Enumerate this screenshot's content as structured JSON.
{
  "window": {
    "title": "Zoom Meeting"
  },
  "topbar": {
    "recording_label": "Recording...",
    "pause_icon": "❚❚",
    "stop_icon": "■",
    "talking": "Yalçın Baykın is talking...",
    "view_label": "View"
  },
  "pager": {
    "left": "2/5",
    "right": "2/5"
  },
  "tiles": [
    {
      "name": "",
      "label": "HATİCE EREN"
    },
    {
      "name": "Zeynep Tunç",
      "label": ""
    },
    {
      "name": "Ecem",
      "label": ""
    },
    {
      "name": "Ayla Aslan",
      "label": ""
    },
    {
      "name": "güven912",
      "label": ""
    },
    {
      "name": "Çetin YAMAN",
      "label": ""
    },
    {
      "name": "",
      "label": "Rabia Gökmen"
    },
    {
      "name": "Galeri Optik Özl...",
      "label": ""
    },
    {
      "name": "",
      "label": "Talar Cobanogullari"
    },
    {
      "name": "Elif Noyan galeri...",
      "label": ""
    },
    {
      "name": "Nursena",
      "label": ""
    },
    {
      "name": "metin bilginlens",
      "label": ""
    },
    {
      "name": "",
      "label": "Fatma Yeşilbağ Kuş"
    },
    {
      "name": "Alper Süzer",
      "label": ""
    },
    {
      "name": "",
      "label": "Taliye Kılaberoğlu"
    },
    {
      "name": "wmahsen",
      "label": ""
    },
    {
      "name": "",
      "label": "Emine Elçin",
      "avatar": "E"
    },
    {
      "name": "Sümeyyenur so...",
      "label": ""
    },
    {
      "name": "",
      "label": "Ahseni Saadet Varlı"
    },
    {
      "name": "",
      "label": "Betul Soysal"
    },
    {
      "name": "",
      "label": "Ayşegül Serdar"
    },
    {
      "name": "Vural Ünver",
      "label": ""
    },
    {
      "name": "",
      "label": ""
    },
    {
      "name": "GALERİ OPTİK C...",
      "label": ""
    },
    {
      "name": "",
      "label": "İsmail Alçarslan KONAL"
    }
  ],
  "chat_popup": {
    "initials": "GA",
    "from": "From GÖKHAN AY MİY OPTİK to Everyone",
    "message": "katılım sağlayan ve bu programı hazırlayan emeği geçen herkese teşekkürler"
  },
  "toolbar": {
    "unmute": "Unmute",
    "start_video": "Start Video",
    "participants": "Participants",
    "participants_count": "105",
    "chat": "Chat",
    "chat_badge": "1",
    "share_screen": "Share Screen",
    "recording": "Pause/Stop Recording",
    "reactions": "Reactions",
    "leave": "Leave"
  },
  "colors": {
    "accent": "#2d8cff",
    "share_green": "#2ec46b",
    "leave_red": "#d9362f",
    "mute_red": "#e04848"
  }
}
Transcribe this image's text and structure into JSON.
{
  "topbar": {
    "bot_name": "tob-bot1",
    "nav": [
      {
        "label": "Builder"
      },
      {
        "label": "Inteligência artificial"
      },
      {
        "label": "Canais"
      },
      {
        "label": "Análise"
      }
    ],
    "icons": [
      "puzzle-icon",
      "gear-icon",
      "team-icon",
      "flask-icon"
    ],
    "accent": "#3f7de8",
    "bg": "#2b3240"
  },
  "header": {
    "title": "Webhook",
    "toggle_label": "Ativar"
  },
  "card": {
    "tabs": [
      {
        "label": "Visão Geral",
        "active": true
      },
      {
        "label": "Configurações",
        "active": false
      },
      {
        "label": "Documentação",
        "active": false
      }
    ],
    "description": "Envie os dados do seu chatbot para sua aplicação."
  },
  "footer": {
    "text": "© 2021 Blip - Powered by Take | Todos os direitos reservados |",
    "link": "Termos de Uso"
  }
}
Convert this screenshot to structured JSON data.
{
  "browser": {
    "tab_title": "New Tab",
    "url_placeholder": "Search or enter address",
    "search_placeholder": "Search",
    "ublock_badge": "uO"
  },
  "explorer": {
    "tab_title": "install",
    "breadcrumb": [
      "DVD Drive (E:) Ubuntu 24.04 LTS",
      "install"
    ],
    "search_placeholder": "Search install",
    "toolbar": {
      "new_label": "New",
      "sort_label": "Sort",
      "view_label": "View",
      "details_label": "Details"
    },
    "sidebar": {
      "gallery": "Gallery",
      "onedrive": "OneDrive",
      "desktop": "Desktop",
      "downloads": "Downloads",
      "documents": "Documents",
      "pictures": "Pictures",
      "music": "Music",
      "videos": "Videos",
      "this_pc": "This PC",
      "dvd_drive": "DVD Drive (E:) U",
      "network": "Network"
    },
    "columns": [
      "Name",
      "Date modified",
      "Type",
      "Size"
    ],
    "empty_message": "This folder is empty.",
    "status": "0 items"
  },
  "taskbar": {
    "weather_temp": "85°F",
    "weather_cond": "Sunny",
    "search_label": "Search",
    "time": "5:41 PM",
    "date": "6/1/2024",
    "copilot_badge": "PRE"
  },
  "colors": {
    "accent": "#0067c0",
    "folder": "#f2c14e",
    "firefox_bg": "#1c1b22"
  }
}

######

#### [EXERCISE]
State how many lines include the string "screenshot", and nothing more.

#### [RESULT FOR THIS EXERCISE]
2